**Input for this task**
--------

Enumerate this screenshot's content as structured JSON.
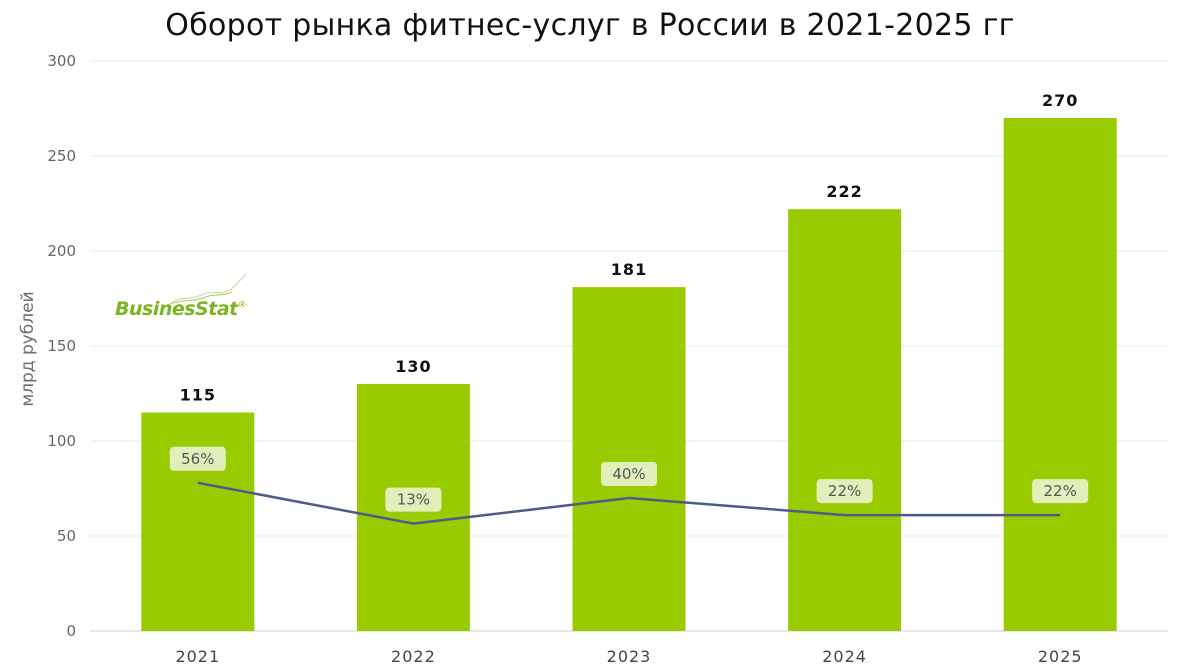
{
  "chart_data": {
    "type": "bar",
    "title": "Оборот рынка фитнес-услуг в России в 2021-2025 гг",
    "ylabel": "млрд рублей",
    "xlabel": "",
    "ylim": [
      0,
      300
    ],
    "yticks": [
      0,
      50,
      100,
      150,
      200,
      250,
      300
    ],
    "categories": [
      "2021",
      "2022",
      "2023",
      "2024",
      "2025"
    ],
    "series": [
      {
        "type": "bar",
        "values": [
          115,
          130,
          181,
          222,
          270
        ],
        "labels": [
          "115",
          "130",
          "181",
          "222",
          "270"
        ]
      },
      {
        "type": "line",
        "values": [
          56,
          13,
          40,
          22,
          22
        ],
        "labels": [
          "56%",
          "13%",
          "40%",
          "22%",
          "22%"
        ]
      }
    ],
    "grid": true,
    "colors": {
      "bar": "#99cc00",
      "line": "#4f5a8c",
      "label_bg": "#e6f0c4",
      "grid": "#e8e8e8"
    }
  },
  "logo": {
    "text": "BusinesStat",
    "mark": "®"
  }
}
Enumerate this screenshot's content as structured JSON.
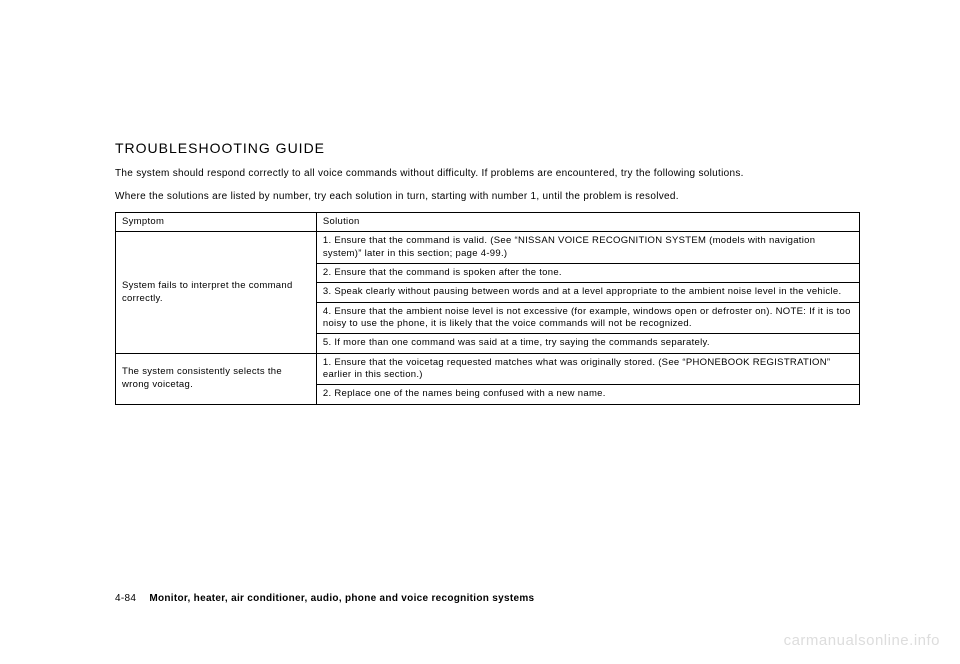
{
  "heading": "TROUBLESHOOTING GUIDE",
  "intro_line1": "The system should respond correctly to all voice commands without difficulty. If problems are encountered, try the following solutions.",
  "intro_line2": "Where the solutions are listed by number, try each solution in turn, starting with number 1, until the problem is resolved.",
  "table": {
    "header": {
      "c1": "Symptom",
      "c2": "Solution"
    },
    "row1_symptom": "System fails to interpret the command correctly.",
    "row1_sol1": "1. Ensure that the command is valid. (See “NISSAN VOICE RECOGNITION SYSTEM (models with navigation system)” later in this section; page 4-99.)",
    "row1_sol2": "2. Ensure that the command is spoken after the tone.",
    "row1_sol3": "3. Speak clearly without pausing between words and at a level appropriate to the ambient noise level in the vehicle.",
    "row1_sol4": "4. Ensure that the ambient noise level is not excessive (for example, windows open or defroster on). NOTE: If it is too noisy to use the phone, it is likely that the voice commands will not be recognized.",
    "row1_sol5": "5. If more than one command was said at a time, try saying the commands separately.",
    "row2_symptom": "The system consistently selects the wrong voicetag.",
    "row2_sol1": "1. Ensure that the voicetag requested matches what was originally stored. (See “PHONEBOOK REGISTRATION” earlier in this section.)",
    "row2_sol2": "2. Replace one of the names being confused with a new name."
  },
  "footer": {
    "page": "4-84",
    "section": "Monitor, heater, air conditioner, audio, phone and voice recognition systems"
  },
  "watermark": "carmanualsonline.info",
  "styles": {
    "bg": "#ffffff",
    "text": "#000000",
    "border": "#000000",
    "watermark_color": "#dddddd",
    "heading_fontsize": 14,
    "body_fontsize": 10,
    "table_fontsize": 9.5
  }
}
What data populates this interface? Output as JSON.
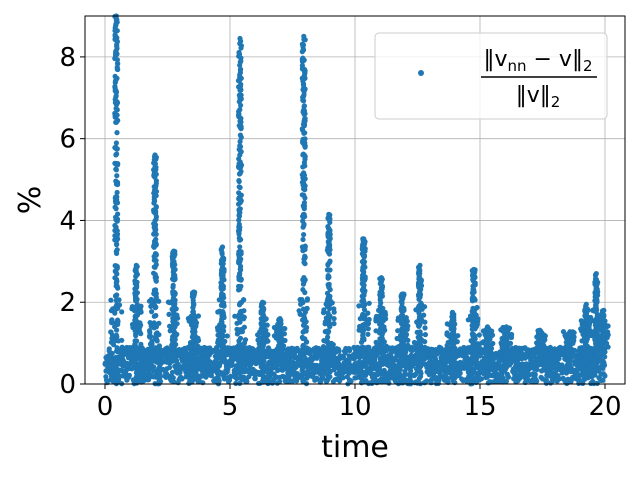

--------

**Exercise instructions**
Pictures are excluded; output everything else in the data verbatim.

**Finished answer**
Enumerate this screenshot's content as structured JSON.
{
  "chart_data": {
    "type": "bar",
    "title": "Оборот рынка фитнес-услуг в России в 2021-2025 гг",
    "ylabel": "млрд рублей",
    "xlabel": "",
    "ylim": [
      0,
      300
    ],
    "yticks": [
      0,
      50,
      100,
      150,
      200,
      250,
      300
    ],
    "categories": [
      "2021",
      "2022",
      "2023",
      "2024",
      "2025"
    ],
    "series": [
      {
        "type": "bar",
        "values": [
          115,
          130,
          181,
          222,
          270
        ],
        "labels": [
          "115",
          "130",
          "181",
          "222",
          "270"
        ]
      },
      {
        "type": "line",
        "values": [
          56,
          13,
          40,
          22,
          22
        ],
        "labels": [
          "56%",
          "13%",
          "40%",
          "22%",
          "22%"
        ]
      }
    ],
    "grid": true,
    "colors": {
      "bar": "#99cc00",
      "line": "#4f5a8c",
      "label_bg": "#e6f0c4",
      "grid": "#e8e8e8"
    }
  },
  "logo": {
    "text": "BusinesStat",
    "mark": "®"
  }
}
Enumerate this screenshot's content as structured JSON.
{
  "heading": "TROUBLESHOOTING GUIDE",
  "intro_line1": "The system should respond correctly to all voice commands without difficulty. If problems are encountered, try the following solutions.",
  "intro_line2": "Where the solutions are listed by number, try each solution in turn, starting with number 1, until the problem is resolved.",
  "table": {
    "header": {
      "c1": "Symptom",
      "c2": "Solution"
    },
    "row1_symptom": "System fails to interpret the command correctly.",
    "row1_sol1": "1. Ensure that the command is valid. (See “NISSAN VOICE RECOGNITION SYSTEM (models with navigation system)” later in this section; page 4-99.)",
    "row1_sol2": "2. Ensure that the command is spoken after the tone.",
    "row1_sol3": "3. Speak clearly without pausing between words and at a level appropriate to the ambient noise level in the vehicle.",
    "row1_sol4": "4. Ensure that the ambient noise level is not excessive (for example, windows open or defroster on). NOTE: If it is too noisy to use the phone, it is likely that the voice commands will not be recognized.",
    "row1_sol5": "5. If more than one command was said at a time, try saying the commands separately.",
    "row2_symptom": "The system consistently selects the wrong voicetag.",
    "row2_sol1": "1. Ensure that the voicetag requested matches what was originally stored. (See “PHONEBOOK REGISTRATION” earlier in this section.)",
    "row2_sol2": "2. Replace one of the names being confused with a new name."
  },
  "footer": {
    "page": "4-84",
    "section": "Monitor, heater, air conditioner, audio, phone and voice recognition systems"
  },
  "watermark": "carmanualsonline.info",
  "styles": {
    "bg": "#ffffff",
    "text": "#000000",
    "border": "#000000",
    "watermark_color": "#dddddd",
    "heading_fontsize": 14,
    "body_fontsize": 10,
    "table_fontsize": 9.5
  }
}
What data populates this interface? Output as JSON.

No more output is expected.